_EXTRACT TO READ_.

━━━━━━

This is exactly like bug 842421, but that was reported to be a hwpack that was too new for the l-m-c, and I get this with lp:linaro-image-tools tip (as well as the version from the ppa, and a few other versions I tried). Boo! :(

Revision history for this message
Ulrich Weigand (uweigand) wrote :

I have opened bug 871901 to track the GDB crash issue.

Revision history for this message
Mattias Backman (mabac) wrote :

Michael:

I think all you need is to change the --dev option to beagle:

$ sudo linaro-media-create --rootfs ext2 --mmc /dev/sde --dev beagle --hwpack ~/Downloads/hwpack_linaro-omap3_20111007-0028_armel_supported.tar.gz --binary ~/Downloads/nano-n-tar-20111005-1.tar.gz --hwpack-force-yes

It's a V1 hwpack so l-m-c will use the hard coded paths and this hwpack does not contain the Panda binaries.

Revision history for this message
Alexander Sack (asac) wrote :

mabac: are you saying our latest lmc cannot use old hwpacks?

Revision history for this message
Alexander Sack (asac) wrote :

on this bug: how about thumb2? is that enabled in our kernels from CI?

━━━━━━

_PARTS OF THE EXERCISE_.
1) Answer these questions about the bug thread above, one line each:
(a) Which bug did Ulrich Weigand open to track the GDB crash issue?
(b) What value does Mattias Backman suggest for the --dev option?
(c) What kind of hwpack does Mattias Backman say this one is?
2) Shorten the paragraph of the bug thread beginning "This is exactly like bug 842421" and keep its main facts.

━━━━━━

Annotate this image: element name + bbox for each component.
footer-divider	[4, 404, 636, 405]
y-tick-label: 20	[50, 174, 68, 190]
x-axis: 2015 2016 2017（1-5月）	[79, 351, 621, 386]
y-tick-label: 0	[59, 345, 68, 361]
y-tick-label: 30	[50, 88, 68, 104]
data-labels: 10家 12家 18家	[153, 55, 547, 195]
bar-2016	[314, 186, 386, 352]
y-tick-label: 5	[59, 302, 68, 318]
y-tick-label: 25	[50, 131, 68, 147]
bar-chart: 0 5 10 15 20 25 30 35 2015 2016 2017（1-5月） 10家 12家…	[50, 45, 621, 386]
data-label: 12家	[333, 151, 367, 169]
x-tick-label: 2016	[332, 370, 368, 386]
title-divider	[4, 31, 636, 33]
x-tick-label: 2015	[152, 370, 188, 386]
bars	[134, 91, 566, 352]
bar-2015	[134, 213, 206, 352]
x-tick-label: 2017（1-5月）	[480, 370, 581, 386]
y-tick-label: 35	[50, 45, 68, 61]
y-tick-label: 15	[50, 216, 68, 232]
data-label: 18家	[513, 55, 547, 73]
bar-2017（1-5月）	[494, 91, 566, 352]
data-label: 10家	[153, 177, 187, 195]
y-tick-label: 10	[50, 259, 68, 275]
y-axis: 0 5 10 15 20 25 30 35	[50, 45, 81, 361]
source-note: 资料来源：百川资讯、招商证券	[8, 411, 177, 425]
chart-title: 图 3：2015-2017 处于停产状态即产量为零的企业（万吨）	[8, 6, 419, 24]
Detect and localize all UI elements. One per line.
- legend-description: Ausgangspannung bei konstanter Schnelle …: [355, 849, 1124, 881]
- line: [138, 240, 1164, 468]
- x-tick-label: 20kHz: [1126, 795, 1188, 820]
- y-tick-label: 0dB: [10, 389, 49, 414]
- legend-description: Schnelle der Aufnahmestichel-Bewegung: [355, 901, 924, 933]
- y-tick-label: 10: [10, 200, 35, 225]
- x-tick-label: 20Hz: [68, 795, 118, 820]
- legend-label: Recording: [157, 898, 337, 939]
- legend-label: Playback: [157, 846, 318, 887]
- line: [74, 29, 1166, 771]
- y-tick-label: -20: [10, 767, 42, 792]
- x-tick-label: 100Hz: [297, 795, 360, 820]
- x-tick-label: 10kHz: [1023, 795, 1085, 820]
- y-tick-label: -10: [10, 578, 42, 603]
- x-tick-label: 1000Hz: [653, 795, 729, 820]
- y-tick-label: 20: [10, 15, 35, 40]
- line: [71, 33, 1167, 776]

━━━━━━

_SOLUTIONS IN ORDER_.
1)
(a) Bug 871901.
(b) beagle.
(c) A V1 hwpack.

2) The problem matches bug 842421. That bug was attributed to a hwpack too new for the l-m-c. This one occurs with lp:linaro-image-tools tip, the ppa version and several other versions.